Recast every line of the items below as a Markdown table with two columns, Row and Line. Number the rows in order and leave out blank lines.

[Stored items from a collection]
□ □ □ □ □ □ □
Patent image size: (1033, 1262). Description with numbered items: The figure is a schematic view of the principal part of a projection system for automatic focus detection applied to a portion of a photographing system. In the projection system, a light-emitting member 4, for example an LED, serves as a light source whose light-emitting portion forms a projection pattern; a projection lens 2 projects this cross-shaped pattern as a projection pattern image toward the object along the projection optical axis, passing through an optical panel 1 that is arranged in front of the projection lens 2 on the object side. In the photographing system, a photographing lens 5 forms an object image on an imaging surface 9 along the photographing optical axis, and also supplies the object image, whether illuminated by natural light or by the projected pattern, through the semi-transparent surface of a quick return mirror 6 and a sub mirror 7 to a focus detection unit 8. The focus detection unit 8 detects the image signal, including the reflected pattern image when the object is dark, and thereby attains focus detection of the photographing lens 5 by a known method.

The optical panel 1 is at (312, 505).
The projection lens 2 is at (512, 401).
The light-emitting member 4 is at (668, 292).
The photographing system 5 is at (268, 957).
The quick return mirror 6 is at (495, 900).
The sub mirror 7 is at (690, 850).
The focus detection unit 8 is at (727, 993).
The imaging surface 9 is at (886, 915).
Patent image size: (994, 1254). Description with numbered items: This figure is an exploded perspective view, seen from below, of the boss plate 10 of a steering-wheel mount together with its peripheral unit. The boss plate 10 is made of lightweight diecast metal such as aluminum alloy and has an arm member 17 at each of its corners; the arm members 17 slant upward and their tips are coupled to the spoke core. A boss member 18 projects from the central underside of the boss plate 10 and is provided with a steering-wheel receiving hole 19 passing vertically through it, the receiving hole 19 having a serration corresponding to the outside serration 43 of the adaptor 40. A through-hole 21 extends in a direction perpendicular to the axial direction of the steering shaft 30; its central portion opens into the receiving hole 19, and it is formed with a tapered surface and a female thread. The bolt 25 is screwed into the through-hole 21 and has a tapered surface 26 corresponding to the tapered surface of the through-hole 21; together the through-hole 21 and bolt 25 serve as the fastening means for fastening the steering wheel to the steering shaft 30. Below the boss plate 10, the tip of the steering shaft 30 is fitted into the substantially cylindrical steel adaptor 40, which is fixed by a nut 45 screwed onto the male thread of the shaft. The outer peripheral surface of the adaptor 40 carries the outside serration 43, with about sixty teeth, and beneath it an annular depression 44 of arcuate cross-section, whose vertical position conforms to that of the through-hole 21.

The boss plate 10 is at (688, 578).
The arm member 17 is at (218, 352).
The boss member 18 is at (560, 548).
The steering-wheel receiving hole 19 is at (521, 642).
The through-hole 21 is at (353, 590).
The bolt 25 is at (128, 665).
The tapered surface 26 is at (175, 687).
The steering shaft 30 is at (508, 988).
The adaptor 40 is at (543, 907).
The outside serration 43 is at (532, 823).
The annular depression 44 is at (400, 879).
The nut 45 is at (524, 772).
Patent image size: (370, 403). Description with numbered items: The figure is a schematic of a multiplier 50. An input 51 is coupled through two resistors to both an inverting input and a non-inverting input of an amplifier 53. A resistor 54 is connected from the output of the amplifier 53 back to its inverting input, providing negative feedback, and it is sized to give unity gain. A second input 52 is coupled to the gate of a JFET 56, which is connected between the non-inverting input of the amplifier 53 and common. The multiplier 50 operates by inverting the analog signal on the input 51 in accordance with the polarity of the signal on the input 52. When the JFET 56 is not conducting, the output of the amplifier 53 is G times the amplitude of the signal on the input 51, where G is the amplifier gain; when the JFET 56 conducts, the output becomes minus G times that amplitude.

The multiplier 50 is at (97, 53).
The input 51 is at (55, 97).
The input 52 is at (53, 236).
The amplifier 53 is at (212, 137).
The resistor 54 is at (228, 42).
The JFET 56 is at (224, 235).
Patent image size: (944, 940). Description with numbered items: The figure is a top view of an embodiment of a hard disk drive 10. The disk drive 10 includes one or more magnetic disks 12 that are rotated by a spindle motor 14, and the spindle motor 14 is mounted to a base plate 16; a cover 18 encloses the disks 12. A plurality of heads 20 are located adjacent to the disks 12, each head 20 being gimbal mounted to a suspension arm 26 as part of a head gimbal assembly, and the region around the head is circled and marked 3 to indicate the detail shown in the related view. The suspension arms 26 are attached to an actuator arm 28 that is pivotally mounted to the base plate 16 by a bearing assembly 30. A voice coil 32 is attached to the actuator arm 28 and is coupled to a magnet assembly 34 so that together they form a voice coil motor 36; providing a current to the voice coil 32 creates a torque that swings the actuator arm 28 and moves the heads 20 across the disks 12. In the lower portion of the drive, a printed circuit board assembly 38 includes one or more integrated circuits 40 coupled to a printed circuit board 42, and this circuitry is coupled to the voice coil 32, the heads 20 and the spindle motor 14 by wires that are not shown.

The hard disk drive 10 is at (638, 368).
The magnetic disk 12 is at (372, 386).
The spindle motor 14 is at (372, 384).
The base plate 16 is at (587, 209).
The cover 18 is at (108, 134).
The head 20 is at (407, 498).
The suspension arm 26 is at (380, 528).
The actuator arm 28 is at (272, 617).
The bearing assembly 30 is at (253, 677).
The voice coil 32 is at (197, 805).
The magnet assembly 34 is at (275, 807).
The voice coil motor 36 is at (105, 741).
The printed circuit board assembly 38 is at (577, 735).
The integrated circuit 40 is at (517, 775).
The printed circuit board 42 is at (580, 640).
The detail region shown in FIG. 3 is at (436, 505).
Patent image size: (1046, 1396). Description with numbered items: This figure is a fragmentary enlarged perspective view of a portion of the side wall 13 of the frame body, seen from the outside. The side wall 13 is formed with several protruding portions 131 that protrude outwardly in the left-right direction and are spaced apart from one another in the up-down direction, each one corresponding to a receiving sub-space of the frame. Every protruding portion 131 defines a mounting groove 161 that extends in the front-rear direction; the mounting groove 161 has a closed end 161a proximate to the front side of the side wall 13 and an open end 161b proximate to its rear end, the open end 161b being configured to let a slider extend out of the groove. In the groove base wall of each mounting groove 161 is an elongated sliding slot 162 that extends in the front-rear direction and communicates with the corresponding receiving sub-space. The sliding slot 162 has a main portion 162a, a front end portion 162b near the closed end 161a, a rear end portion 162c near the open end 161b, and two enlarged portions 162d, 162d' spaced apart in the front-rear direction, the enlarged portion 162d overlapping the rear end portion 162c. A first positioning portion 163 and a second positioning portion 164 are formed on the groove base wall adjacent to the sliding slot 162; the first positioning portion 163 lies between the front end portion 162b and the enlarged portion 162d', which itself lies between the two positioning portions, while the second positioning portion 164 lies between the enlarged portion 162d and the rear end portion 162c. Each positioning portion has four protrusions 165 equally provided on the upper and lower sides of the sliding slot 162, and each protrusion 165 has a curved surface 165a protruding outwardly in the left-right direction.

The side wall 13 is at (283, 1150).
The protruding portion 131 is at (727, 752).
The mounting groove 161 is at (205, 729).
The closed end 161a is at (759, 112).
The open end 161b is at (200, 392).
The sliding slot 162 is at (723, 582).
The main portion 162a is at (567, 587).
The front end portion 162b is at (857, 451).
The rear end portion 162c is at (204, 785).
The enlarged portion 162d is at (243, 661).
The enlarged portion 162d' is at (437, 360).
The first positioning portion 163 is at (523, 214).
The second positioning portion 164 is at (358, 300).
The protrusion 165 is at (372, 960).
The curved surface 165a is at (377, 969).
□ □ □ □ □ □ □
**EXERCISE ANSWER**
| Row | Line |
|---|---|
| 1 | Patent image size: (1033, 1262). Description with numbered items: The figure is a schematic view of the principal part of a projection system for automatic focus detection applied to a portion of a photographing system. In the projection system, a light-emitting member 4, for example an LED, serves as a light source whose light-emitting portion forms a projection pattern; a projection lens 2 projects this cross-shaped pattern as a projection pattern image toward the object along the projection optical axis, passing through an optical panel 1 that is arranged in front of the projection lens 2 on the object side. In the photographing system, a photographing lens 5 forms an object image on an imaging surface 9 along the photographing optical axis, and also supplies the object image, whether illuminated by natural light or by the projected pattern, through the semi-transparent surface of a quick return mirror 6 and a sub mirror 7 to a focus detection unit 8. The focus detection unit 8 detects the image signal, including the reflected pattern image when the object is dark, and thereby attains focus detection of the photographing lens 5 by a known method. |
| 2 | The optical panel 1 is at (312, 505). |
| 3 | The projection lens 2 is at (512, 401). |
| 4 | The light-emitting member 4 is at (668, 292). |
| 5 | The photographing system 5 is at (268, 957). |
| 6 | The quick return mirror 6 is at (495, 900). |
| 7 | The sub mirror 7 is at (690, 850). |
| 8 | The focus detection unit 8 is at (727, 993). |
| 9 | The imaging surface 9 is at (886, 915). |
| 10 | Patent image size: (994, 1254). Description with numbered items: This figure is an exploded perspective view, seen from below, of the boss plate 10 of a steering-wheel mount together with its peripheral unit. The boss plate 10 is made of lightweight diecast metal such as aluminum alloy and has an arm member 17 at each of its corners; the arm members 17 slant upward and their tips are coupled to the spoke core. A boss member 18 projects from the central underside of the boss plate 10 and is provided with a steering-wheel receiving hole 19 passing vertically through it, the receiving hole 19 having a serration corresponding to the outside serration 43 of the adaptor 40. A through-hole 21 extends in a direction perpendicular to the axial direction of the steering shaft 30; its central portion opens into the receiving hole 19, and it is formed with a tapered surface and a female thread. The bolt 25 is screwed into the through-hole 21 and has a tapered surface 26 corresponding to the tapered surface of the through-hole 21; together the through-hole 21 and bolt 25 serve as the fastening means for fastening the steering wheel to the steering shaft 30. Below the boss plate 10, the tip of the steering shaft 30 is fitted into the substantially cylindrical steel adaptor 40, which is fixed by a nut 45 screwed onto the male thread of the shaft. The outer peripheral surface of the adaptor 40 carries the outside serration 43, with about sixty teeth, and beneath it an annular depression 44 of arcuate cross-section, whose vertical position conforms to that of the through-hole 21. |
| 11 | The boss plate 10 is at (688, 578). |
| 12 | The arm member 17 is at (218, 352). |
| 13 | The boss member 18 is at (560, 548). |
| 14 | The steering-wheel receiving hole 19 is at (521, 642). |
| 15 | The through-hole 21 is at (353, 590). |
| 16 | The bolt 25 is at (128, 665). |
| 17 | The tapered surface 26 is at (175, 687). |
| 18 | The steering shaft 30 is at (508, 988). |
| 19 | The adaptor 40 is at (543, 907). |
| 20 | The outside serration 43 is at (532, 823). |
| 21 | The annular depression 44 is at (400, 879). |
| 22 | The nut 45 is at (524, 772). |
| 23 | Patent image size: (370, 403). Description with numbered items: The figure is a schematic of a multiplier 50. An input 51 is coupled through two resistors to both an inverting input and a non-inverting input of an amplifier 53. A resistor 54 is connected from the output of the amplifier 53 back to its inverting input, providing negative feedback, and it is sized to give unity gain. A second input 52 is coupled to the gate of a JFET 56, which is connected between the non-inverting input of the amplifier 53 and common. The multiplier 50 operates by inverting the analog signal on the input 51 in accordance with the polarity of the signal on the input 52. When the JFET 56 is not conducting, the output of the amplifier 53 is G times the amplitude of the signal on the input 51, where G is the amplifier gain; when the JFET 56 conducts, the output becomes minus G times that amplitude. |
| 24 | The multiplier 50 is at (97, 53). |
| 25 | The input 51 is at (55, 97). |
| 26 | The input 52 is at (53, 236). |
| 27 | The amplifier 53 is at (212, 137). |
| 28 | The resistor 54 is at (228, 42). |
| 29 | The JFET 56 is at (224, 235). |
| 30 | Patent image size: (944, 940). Description with numbered items: The figure is a top view of an embodiment of a hard disk drive 10. The disk drive 10 includes one or more magnetic disks 12 that are rotated by a spindle motor 14, and the spindle motor 14 is mounted to a base plate 16; a cover 18 encloses the disks 12. A plurality of heads 20 are located adjacent to the disks 12, each head 20 being gimbal mounted to a suspension arm 26 as part of a head gimbal assembly, and the region around the head is circled and marked 3 to indicate the detail shown in the related view. The suspension arms 26 are attached to an actuator arm 28 that is pivotally mounted to the base plate 16 by a bearing assembly 30. A voice coil 32 is attached to the actuator arm 28 and is coupled to a magnet assembly 34 so that together they form a voice coil motor 36; providing a current to the voice coil 32 creates a torque that swings the actuator arm 28 and moves the heads 20 across the disks 12. In the lower portion of the drive, a printed circuit board assembly 38 includes one or more integrated circuits 40 coupled to a printed circuit board 42, and this circuitry is coupled to the voice coil 32, the heads 20 and the spindle motor 14 by wires that are not shown. |
| 31 | The hard disk drive 10 is at (638, 368). |
| 32 | The magnetic disk 12 is at (372, 386). |
| 33 | The spindle motor 14 is at (372, 384). |
| 34 | The base plate 16 is at (587, 209). |
| 35 | The cover 18 is at (108, 134). |
| 36 | The head 20 is at (407, 498). |
| 37 | The suspension arm 26 is at (380, 528). |
| 38 | The actuator arm 28 is at (272, 617). |
| 39 | The bearing assembly 30 is at (253, 677). |
| 40 | The voice coil 32 is at (197, 805). |
| 41 | The magnet assembly 34 is at (275, 807). |
| 42 | The voice coil motor 36 is at (105, 741). |
| 43 | The printed circuit board assembly 38 is at (577, 735). |
| 44 | The integrated circuit 40 is at (517, 775). |
| 45 | The printed circuit board 42 is at (580, 640). |
| 46 | The detail region shown in FIG. 3 is at (436, 505). |
| 47 | Patent image size: (1046, 1396). Description with numbered items: This figure is a fragmentary enlarged perspective view of a portion of the side wall 13 of the frame body, seen from the outside. The side wall 13 is formed with several protruding portions 131 that protrude outwardly in the left-right direction and are spaced apart from one another in the up-down direction, each one corresponding to a receiving sub-space of the frame. Every protruding portion 131 defines a mounting groove 161 that extends in the front-rear direction; the mounting groove 161 has a closed end 161a proximate to the front side of the side wall 13 and an open end 161b proximate to its rear end, the open end 161b being configured to let a slider extend out of the groove. In the groove base wall of each mounting groove 161 is an elongated sliding slot 162 that extends in the front-rear direction and communicates with the corresponding receiving sub-space. The sliding slot 162 has a main portion 162a, a front end portion 162b near the closed end 161a, a rear end portion 162c near the open end 161b, and two enlarged portions 162d, 162d' spaced apart in the front-rear direction, the enlarged portion 162d overlapping the rear end portion 162c. A first positioning portion 163 and a second positioning portion 164 are formed on the groove base wall adjacent to the sliding slot 162; the first positioning portion 163 lies between the front end portion 162b and the enlarged portion 162d', which itself lies between the two positioning portions, while the second positioning portion 164 lies between the enlarged portion 162d and the rear end portion 162c. Each positioning portion has four protrusions 165 equally provided on the upper and lower sides of the sliding slot 162, and each protrusion 165 has a curved surface 165a protruding outwardly in the left-right direction. |
| 48 | The side wall 13 is at (283, 1150). |
| 49 | The protruding portion 131 is at (727, 752). |
| 50 | The mounting groove 161 is at (205, 729). |
| 51 | The closed end 161a is at (759, 112). |
| 52 | The open end 161b is at (200, 392). |
| 53 | The sliding slot 162 is at (723, 582). |
| 54 | The main portion 162a is at (567, 587). |
| 55 | The front end portion 162b is at (857, 451). |
| 56 | The rear end portion 162c is at (204, 785). |
| 57 | The enlarged portion 162d is at (243, 661). |
| 58 | The enlarged portion 162d' is at (437, 360). |
| 59 | The first positioning portion 163 is at (523, 214). |
| 60 | The second positioning portion 164 is at (358, 300). |
| 61 | The protrusion 165 is at (372, 960). |
| 62 | The curved surface 165a is at (377, 969). |